Reproduce the rows from the first one up to and including the line containing "body-paragraph-2: а) позицию".

_ _ _

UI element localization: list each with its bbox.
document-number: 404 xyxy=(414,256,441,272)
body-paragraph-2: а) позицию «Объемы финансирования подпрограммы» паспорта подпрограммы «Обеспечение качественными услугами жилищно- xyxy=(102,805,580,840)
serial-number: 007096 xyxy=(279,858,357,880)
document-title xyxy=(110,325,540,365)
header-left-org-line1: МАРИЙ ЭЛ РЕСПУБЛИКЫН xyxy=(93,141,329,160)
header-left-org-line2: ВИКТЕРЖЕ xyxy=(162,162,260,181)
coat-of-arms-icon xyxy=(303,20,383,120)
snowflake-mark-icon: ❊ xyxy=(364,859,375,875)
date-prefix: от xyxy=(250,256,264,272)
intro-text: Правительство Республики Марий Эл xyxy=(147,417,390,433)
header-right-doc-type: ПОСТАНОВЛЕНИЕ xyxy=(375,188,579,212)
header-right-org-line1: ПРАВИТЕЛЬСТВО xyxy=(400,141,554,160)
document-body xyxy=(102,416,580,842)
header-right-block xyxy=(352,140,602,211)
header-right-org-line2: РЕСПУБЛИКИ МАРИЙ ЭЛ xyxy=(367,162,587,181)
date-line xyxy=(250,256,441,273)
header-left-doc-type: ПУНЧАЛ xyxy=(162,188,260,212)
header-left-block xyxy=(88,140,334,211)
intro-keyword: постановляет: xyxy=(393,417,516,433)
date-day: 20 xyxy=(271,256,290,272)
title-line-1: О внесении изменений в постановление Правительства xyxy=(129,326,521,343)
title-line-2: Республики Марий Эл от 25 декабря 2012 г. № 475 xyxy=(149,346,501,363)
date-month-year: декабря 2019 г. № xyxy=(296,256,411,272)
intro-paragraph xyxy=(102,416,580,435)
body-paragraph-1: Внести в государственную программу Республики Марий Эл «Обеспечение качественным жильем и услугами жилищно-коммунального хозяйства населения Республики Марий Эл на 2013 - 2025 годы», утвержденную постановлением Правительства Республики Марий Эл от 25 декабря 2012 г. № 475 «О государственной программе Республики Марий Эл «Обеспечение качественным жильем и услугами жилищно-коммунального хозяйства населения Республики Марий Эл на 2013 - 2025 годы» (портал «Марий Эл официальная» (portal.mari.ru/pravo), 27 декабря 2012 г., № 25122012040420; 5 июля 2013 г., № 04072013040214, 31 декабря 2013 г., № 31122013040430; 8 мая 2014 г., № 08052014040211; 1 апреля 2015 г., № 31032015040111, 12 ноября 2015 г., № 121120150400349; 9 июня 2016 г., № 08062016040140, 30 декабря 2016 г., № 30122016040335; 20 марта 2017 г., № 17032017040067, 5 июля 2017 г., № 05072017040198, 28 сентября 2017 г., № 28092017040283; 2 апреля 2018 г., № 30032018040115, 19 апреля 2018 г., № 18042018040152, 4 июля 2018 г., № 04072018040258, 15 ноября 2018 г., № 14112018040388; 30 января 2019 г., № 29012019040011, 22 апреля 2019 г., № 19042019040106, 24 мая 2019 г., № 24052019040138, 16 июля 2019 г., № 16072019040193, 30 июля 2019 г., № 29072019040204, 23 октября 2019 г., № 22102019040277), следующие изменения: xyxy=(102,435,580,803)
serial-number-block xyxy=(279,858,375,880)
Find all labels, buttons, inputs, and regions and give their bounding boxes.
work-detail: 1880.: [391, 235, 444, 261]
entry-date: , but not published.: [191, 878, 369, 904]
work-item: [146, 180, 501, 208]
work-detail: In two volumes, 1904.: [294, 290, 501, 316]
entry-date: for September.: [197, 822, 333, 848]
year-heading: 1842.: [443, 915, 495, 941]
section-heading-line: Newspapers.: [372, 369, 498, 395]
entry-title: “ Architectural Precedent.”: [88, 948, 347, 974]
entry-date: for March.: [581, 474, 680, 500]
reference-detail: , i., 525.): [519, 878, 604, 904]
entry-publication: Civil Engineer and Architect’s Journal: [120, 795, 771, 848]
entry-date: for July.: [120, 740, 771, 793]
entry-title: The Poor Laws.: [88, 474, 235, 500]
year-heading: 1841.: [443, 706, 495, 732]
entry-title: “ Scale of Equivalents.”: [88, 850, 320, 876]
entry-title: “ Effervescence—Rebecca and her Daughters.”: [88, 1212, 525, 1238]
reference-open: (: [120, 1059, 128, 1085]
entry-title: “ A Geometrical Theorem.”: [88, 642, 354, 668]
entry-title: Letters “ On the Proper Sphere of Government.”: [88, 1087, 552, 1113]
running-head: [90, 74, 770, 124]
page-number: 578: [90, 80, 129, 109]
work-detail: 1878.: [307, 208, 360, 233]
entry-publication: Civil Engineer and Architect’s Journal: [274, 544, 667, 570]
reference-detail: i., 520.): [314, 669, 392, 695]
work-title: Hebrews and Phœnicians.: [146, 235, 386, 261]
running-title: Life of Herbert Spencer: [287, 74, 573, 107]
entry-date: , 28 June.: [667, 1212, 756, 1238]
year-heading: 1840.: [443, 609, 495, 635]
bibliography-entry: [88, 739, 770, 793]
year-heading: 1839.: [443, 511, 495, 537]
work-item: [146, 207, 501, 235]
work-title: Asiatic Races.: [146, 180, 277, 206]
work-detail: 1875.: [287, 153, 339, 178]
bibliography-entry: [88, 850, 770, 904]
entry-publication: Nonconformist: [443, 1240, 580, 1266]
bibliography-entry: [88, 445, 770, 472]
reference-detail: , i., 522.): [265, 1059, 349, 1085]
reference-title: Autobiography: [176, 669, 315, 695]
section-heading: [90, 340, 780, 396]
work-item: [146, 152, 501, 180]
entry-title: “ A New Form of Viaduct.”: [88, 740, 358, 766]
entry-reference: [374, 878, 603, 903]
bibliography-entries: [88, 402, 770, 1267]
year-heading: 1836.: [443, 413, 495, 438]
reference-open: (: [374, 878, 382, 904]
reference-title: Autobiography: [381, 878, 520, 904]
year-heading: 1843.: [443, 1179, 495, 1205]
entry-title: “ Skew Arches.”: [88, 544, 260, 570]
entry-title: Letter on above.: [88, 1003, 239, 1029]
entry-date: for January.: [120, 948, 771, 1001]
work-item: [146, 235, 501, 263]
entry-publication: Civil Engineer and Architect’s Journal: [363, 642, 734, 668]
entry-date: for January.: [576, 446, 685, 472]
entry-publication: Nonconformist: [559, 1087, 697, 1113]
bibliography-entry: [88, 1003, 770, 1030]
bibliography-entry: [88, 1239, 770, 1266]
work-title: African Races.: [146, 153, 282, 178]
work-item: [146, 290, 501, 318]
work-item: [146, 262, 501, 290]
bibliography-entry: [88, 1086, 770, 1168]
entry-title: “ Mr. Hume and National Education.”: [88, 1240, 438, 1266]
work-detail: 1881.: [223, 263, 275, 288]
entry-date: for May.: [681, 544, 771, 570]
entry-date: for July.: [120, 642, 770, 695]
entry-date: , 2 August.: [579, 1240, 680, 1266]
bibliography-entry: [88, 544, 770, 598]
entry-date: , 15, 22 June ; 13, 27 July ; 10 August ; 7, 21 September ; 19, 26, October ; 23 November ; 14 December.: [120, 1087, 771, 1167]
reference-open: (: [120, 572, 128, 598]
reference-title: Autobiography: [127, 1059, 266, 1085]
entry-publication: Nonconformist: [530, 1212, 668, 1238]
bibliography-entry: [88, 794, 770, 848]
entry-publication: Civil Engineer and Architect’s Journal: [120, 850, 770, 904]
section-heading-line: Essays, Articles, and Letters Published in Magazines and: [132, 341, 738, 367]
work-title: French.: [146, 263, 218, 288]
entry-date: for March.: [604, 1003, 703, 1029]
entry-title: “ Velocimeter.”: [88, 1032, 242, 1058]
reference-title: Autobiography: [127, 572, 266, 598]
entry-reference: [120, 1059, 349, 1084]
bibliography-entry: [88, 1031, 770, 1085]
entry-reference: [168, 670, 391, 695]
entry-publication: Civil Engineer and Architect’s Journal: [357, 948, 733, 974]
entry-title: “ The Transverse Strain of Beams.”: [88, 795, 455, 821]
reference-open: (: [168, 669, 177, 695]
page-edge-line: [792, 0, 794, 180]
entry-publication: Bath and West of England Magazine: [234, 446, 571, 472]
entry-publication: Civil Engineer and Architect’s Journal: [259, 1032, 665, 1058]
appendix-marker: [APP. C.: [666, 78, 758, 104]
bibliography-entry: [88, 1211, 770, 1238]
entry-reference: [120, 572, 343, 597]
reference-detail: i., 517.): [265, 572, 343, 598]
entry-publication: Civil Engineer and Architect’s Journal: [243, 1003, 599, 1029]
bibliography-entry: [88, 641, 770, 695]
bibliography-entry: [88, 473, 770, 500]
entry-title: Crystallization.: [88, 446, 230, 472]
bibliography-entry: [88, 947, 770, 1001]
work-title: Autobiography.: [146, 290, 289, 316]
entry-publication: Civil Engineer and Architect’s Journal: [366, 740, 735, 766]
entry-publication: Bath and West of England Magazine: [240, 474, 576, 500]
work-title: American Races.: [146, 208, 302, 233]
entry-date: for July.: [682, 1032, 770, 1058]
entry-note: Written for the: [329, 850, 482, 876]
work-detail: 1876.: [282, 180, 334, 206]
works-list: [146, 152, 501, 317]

_ _ _

Task solution:
UI element localization: list each with its bbox.
document-number: 404 xyxy=(414,256,441,272)
body-paragraph-2: а) позицию «Объемы финансирования подпрограммы» паспорта подпрограммы «Обеспечение качественными услугами жилищно- xyxy=(102,805,580,840)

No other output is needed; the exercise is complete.